╭─ Stored records

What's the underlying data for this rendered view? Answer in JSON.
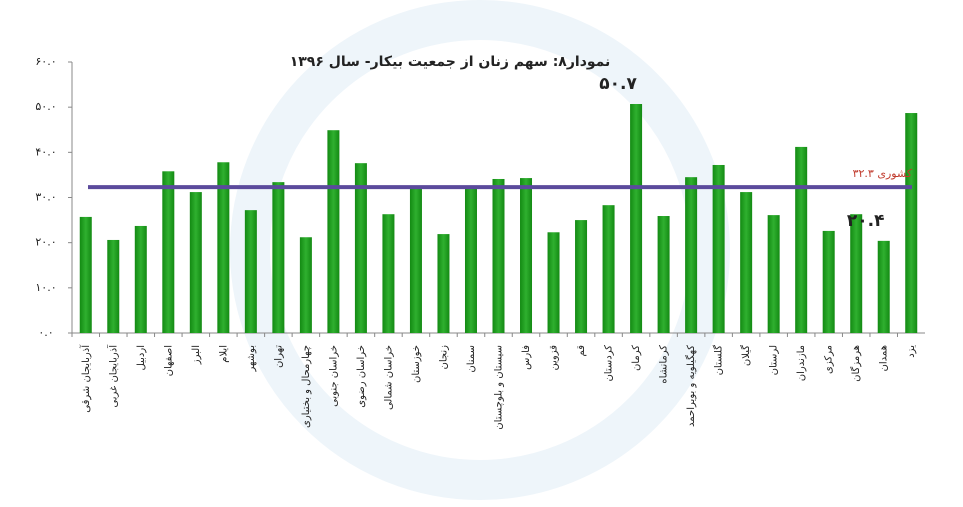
{
  "chart_data": {
    "type": "bar",
    "title": "نمودار۸: سهم زنان از جمعیت بیکار- سال ۱۳۹۶",
    "categories": [
      "آذربایجان شرقی",
      "آذربایجان غربی",
      "اردبیل",
      "اصفهان",
      "البرز",
      "ایلام",
      "بوشهر",
      "تهران",
      "چهارمحال و بختیاری",
      "خراسان جنوبی",
      "خراسان رضوی",
      "خراسان شمالی",
      "خوزستان",
      "زنجان",
      "سمنان",
      "سیستان و بلوچستان",
      "فارس",
      "قزوین",
      "قم",
      "کردستان",
      "کرمان",
      "کرمانشاه",
      "کهگیلویه و بویراحمد",
      "گلستان",
      "گیلان",
      "لرستان",
      "مازندران",
      "مرکزی",
      "هرمزگان",
      "همدان",
      "یزد"
    ],
    "values": [
      25.7,
      20.6,
      23.7,
      35.8,
      31.2,
      37.8,
      27.2,
      33.4,
      21.2,
      44.9,
      37.6,
      26.3,
      31.9,
      21.9,
      31.9,
      34.1,
      34.3,
      22.3,
      25.0,
      28.3,
      50.7,
      25.9,
      34.5,
      37.2,
      31.2,
      26.1,
      41.2,
      22.6,
      26.3,
      20.4,
      48.7
    ],
    "value_labels": [
      null,
      null,
      null,
      null,
      null,
      null,
      null,
      null,
      null,
      null,
      null,
      null,
      null,
      null,
      null,
      null,
      null,
      null,
      null,
      null,
      "۵۰.۷",
      null,
      null,
      null,
      null,
      null,
      null,
      null,
      null,
      "۲۰.۴",
      null
    ],
    "color": "#1f9a1f",
    "ylim": [
      0,
      60
    ],
    "yticks": [
      {
        "value": 0,
        "label": "۰.۰"
      },
      {
        "value": 10,
        "label": "۱۰.۰"
      },
      {
        "value": 20,
        "label": "۲۰.۰"
      },
      {
        "value": 30,
        "label": "۳۰.۰"
      },
      {
        "value": 40,
        "label": "۴۰.۰"
      },
      {
        "value": 50,
        "label": "۵۰.۰"
      },
      {
        "value": 60,
        "label": "۶۰.۰"
      }
    ],
    "reference_line": {
      "value": 32.3,
      "label": "کشوری ۳۲.۳",
      "color": "#5b4a9c",
      "label_color": "#c0392b"
    }
  }
}
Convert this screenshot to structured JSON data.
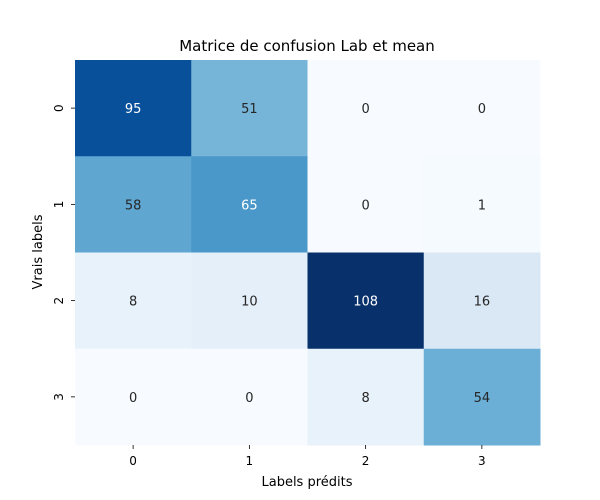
{
  "chart_data": {
    "type": "heatmap",
    "title": "Matrice de confusion Lab et mean",
    "xlabel": "Labels prédits",
    "ylabel": "Vrais labels",
    "x_categories": [
      "0",
      "1",
      "2",
      "3"
    ],
    "y_categories": [
      "0",
      "1",
      "2",
      "3"
    ],
    "values": [
      [
        95,
        51,
        0,
        0
      ],
      [
        58,
        65,
        0,
        1
      ],
      [
        8,
        10,
        108,
        16
      ],
      [
        0,
        0,
        8,
        54
      ]
    ],
    "colormap": "Blues",
    "vmin": 0,
    "vmax": 108,
    "colorbar": false,
    "grid": false
  }
}
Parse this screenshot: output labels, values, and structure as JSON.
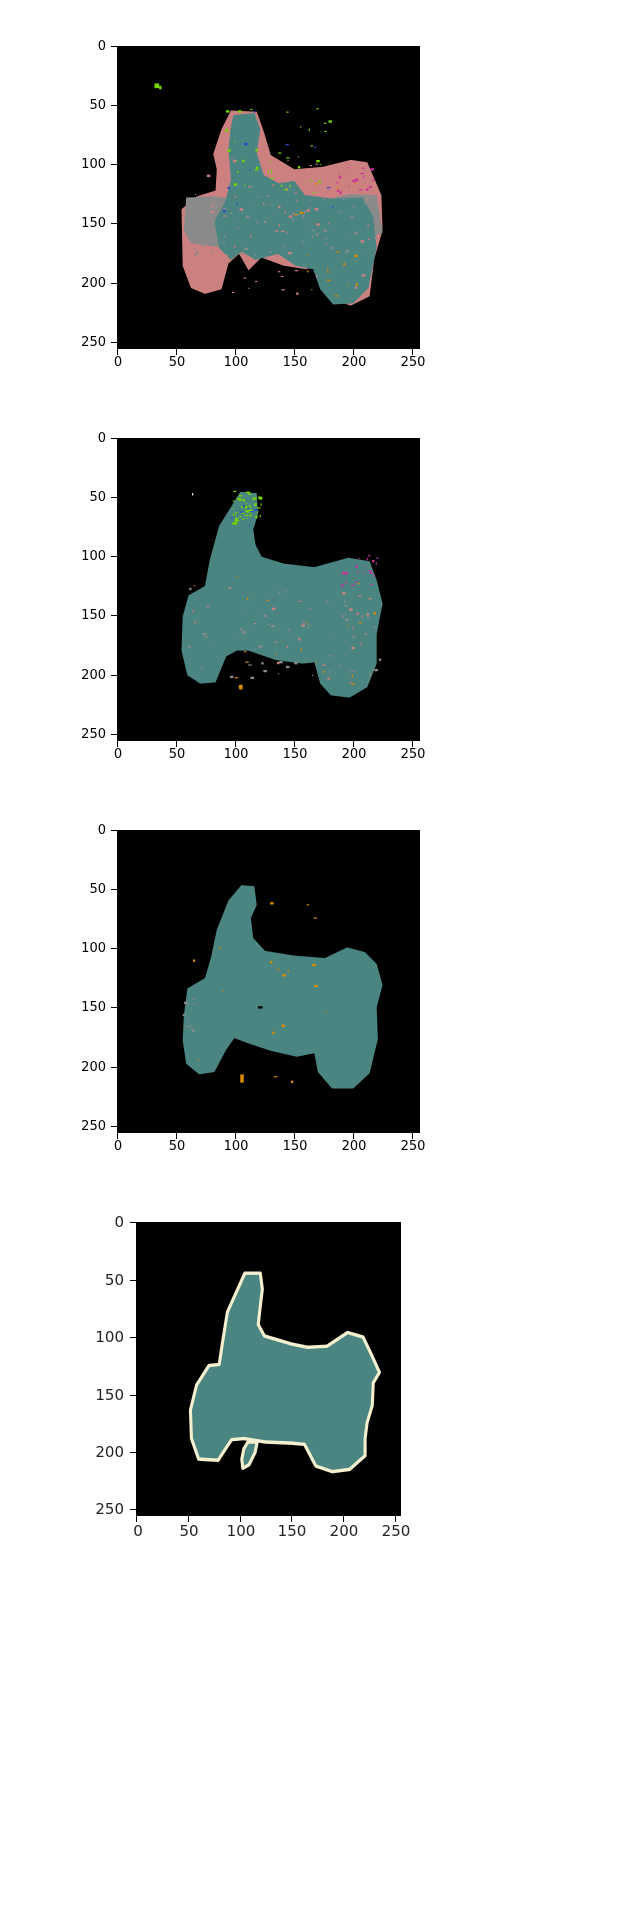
{
  "colors": {
    "background": "#000000",
    "main_segment": "#4a8582",
    "pink_segment": "#cd8080",
    "gray_segment": "#8a8a8a",
    "green_noise": "#74d600",
    "orange_noise": "#d98a00",
    "magenta_noise": "#cc2f9d",
    "blue_noise": "#2b46c8",
    "outline": "#f4efcf"
  },
  "chart_data": [
    {
      "type": "heatmap",
      "title": "",
      "xlabel": "",
      "ylabel": "",
      "xlim": [
        0,
        255
      ],
      "ylim": [
        255,
        0
      ],
      "x_ticks": [
        0,
        50,
        100,
        150,
        200,
        250
      ],
      "y_ticks": [
        0,
        50,
        100,
        150,
        200,
        250
      ],
      "grid": false,
      "segments": [
        {
          "color": "#cd8080",
          "polygon": [
            [
              96,
              54
            ],
            [
              118,
              55
            ],
            [
              124,
              72
            ],
            [
              130,
              92
            ],
            [
              150,
              104
            ],
            [
              174,
              102
            ],
            [
              198,
              96
            ],
            [
              212,
              98
            ],
            [
              224,
              126
            ],
            [
              225,
              156
            ],
            [
              218,
              180
            ],
            [
              214,
              212
            ],
            [
              198,
              220
            ],
            [
              186,
              216
            ],
            [
              177,
              195
            ],
            [
              174,
              184
            ],
            [
              160,
              189
            ],
            [
              141,
              186
            ],
            [
              122,
              179
            ],
            [
              111,
              190
            ],
            [
              103,
              176
            ],
            [
              94,
              184
            ],
            [
              88,
              206
            ],
            [
              74,
              210
            ],
            [
              62,
              205
            ],
            [
              55,
              186
            ],
            [
              54,
              138
            ],
            [
              67,
              127
            ],
            [
              83,
              122
            ],
            [
              84,
              104
            ],
            [
              81,
              91
            ],
            [
              88,
              70
            ]
          ]
        },
        {
          "color": "#8a8a8a",
          "polygon": [
            [
              58,
              128
            ],
            [
              84,
              127
            ],
            [
              112,
              132
            ],
            [
              143,
              132
            ],
            [
              171,
              131
            ],
            [
              198,
              125
            ],
            [
              220,
              126
            ],
            [
              225,
              158
            ],
            [
              214,
              162
            ],
            [
              195,
              167
            ],
            [
              177,
              178
            ],
            [
              151,
              179
            ],
            [
              127,
              172
            ],
            [
              106,
              170
            ],
            [
              84,
              170
            ],
            [
              62,
              167
            ],
            [
              56,
              156
            ]
          ]
        },
        {
          "color": "#4a8582",
          "polygon": [
            [
              98,
              58
            ],
            [
              116,
              56
            ],
            [
              121,
              70
            ],
            [
              118,
              90
            ],
            [
              124,
              109
            ],
            [
              137,
              116
            ],
            [
              150,
              114
            ],
            [
              159,
              126
            ],
            [
              183,
              129
            ],
            [
              208,
              128
            ],
            [
              217,
              144
            ],
            [
              220,
              170
            ],
            [
              213,
              205
            ],
            [
              200,
              218
            ],
            [
              183,
              219
            ],
            [
              172,
              206
            ],
            [
              166,
              189
            ],
            [
              151,
              186
            ],
            [
              136,
              176
            ],
            [
              117,
              181
            ],
            [
              105,
              174
            ],
            [
              96,
              181
            ],
            [
              86,
              171
            ],
            [
              82,
              148
            ],
            [
              91,
              132
            ],
            [
              96,
              113
            ],
            [
              94,
              87
            ],
            [
              96,
              68
            ]
          ]
        }
      ]
    },
    {
      "type": "heatmap",
      "title": "",
      "xlabel": "",
      "ylabel": "",
      "xlim": [
        0,
        255
      ],
      "ylim": [
        255,
        0
      ],
      "x_ticks": [
        0,
        50,
        100,
        150,
        200,
        250
      ],
      "y_ticks": [
        0,
        50,
        100,
        150,
        200,
        250
      ],
      "grid": false,
      "segments": [
        {
          "color": "#4a8582",
          "polygon": [
            [
              104,
              45
            ],
            [
              118,
              46
            ],
            [
              119,
              64
            ],
            [
              115,
              77
            ],
            [
              117,
              90
            ],
            [
              122,
              100
            ],
            [
              141,
              106
            ],
            [
              167,
              109
            ],
            [
              196,
              101
            ],
            [
              214,
              104
            ],
            [
              220,
              120
            ],
            [
              225,
              140
            ],
            [
              220,
              166
            ],
            [
              220,
              191
            ],
            [
              212,
              211
            ],
            [
              197,
              220
            ],
            [
              181,
              218
            ],
            [
              172,
              208
            ],
            [
              167,
              190
            ],
            [
              157,
              191
            ],
            [
              134,
              188
            ],
            [
              111,
              180
            ],
            [
              101,
              180
            ],
            [
              92,
              185
            ],
            [
              83,
              207
            ],
            [
              70,
              208
            ],
            [
              59,
              201
            ],
            [
              54,
              180
            ],
            [
              55,
              151
            ],
            [
              60,
              133
            ],
            [
              74,
              125
            ],
            [
              78,
              103
            ],
            [
              86,
              74
            ],
            [
              96,
              58
            ]
          ]
        }
      ]
    },
    {
      "type": "heatmap",
      "title": "",
      "xlabel": "",
      "ylabel": "",
      "xlim": [
        0,
        255
      ],
      "ylim": [
        255,
        0
      ],
      "x_ticks": [
        0,
        50,
        100,
        150,
        200,
        250
      ],
      "y_ticks": [
        0,
        50,
        100,
        150,
        200,
        250
      ],
      "grid": false,
      "segments": [
        {
          "color": "#4a8582",
          "polygon": [
            [
              105,
              46
            ],
            [
              116,
              47
            ],
            [
              118,
              63
            ],
            [
              113,
              74
            ],
            [
              115,
              91
            ],
            [
              125,
              102
            ],
            [
              150,
              106
            ],
            [
              176,
              108
            ],
            [
              195,
              99
            ],
            [
              210,
              103
            ],
            [
              220,
              113
            ],
            [
              225,
              131
            ],
            [
              220,
              150
            ],
            [
              221,
              177
            ],
            [
              214,
              206
            ],
            [
              200,
              219
            ],
            [
              182,
              219
            ],
            [
              170,
              205
            ],
            [
              167,
              189
            ],
            [
              152,
              192
            ],
            [
              130,
              187
            ],
            [
              109,
              180
            ],
            [
              99,
              176
            ],
            [
              92,
              186
            ],
            [
              82,
              205
            ],
            [
              69,
              207
            ],
            [
              58,
              198
            ],
            [
              55,
              178
            ],
            [
              56,
              157
            ],
            [
              59,
              134
            ],
            [
              74,
              125
            ],
            [
              79,
              108
            ],
            [
              84,
              84
            ],
            [
              94,
              59
            ]
          ]
        }
      ]
    },
    {
      "type": "heatmap",
      "title": "",
      "xlabel": "",
      "ylabel": "",
      "xlim": [
        0,
        255
      ],
      "ylim": [
        255,
        0
      ],
      "x_ticks": [
        0,
        50,
        100,
        150,
        200,
        250
      ],
      "y_ticks": [
        0,
        50,
        100,
        150,
        200,
        250
      ],
      "grid": false,
      "segments": [
        {
          "color": "#4a8582",
          "outline_color": "#f4efcf",
          "polygon": [
            [
              105,
              44
            ],
            [
              120,
              44
            ],
            [
              122,
              58
            ],
            [
              120,
              73
            ],
            [
              118,
              89
            ],
            [
              124,
              99
            ],
            [
              150,
              106
            ],
            [
              166,
              109
            ],
            [
              185,
              108
            ],
            [
              205,
              96
            ],
            [
              220,
              100
            ],
            [
              228,
              115
            ],
            [
              236,
              131
            ],
            [
              230,
              140
            ],
            [
              229,
              160
            ],
            [
              224,
              175
            ],
            [
              222,
              189
            ],
            [
              222,
              204
            ],
            [
              207,
              216
            ],
            [
              190,
              218
            ],
            [
              174,
              213
            ],
            [
              163,
              194
            ],
            [
              150,
              193
            ],
            [
              125,
              192
            ],
            [
              104,
              189
            ],
            [
              92,
              190
            ],
            [
              84,
              201
            ],
            [
              79,
              208
            ],
            [
              60,
              207
            ],
            [
              53,
              189
            ],
            [
              52,
              164
            ],
            [
              58,
              142
            ],
            [
              70,
              125
            ],
            [
              80,
              124
            ],
            [
              83,
              106
            ],
            [
              88,
              78
            ],
            [
              98,
              58
            ]
          ]
        },
        {
          "color": "#4a8582",
          "outline_color": "#f4efcf",
          "polygon": [
            [
              108,
              192
            ],
            [
              117,
              192
            ],
            [
              115,
              201
            ],
            [
              109,
              212
            ],
            [
              103,
              215
            ],
            [
              102,
              207
            ],
            [
              104,
              198
            ]
          ]
        }
      ]
    }
  ]
}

╰─

## Written task
Filter the entries above down to the lines containing the word "خراسان".

## Answer to the problem
      "خراسان جنوبی",
      "خراسان رضوی",
      "خراسان شمالی",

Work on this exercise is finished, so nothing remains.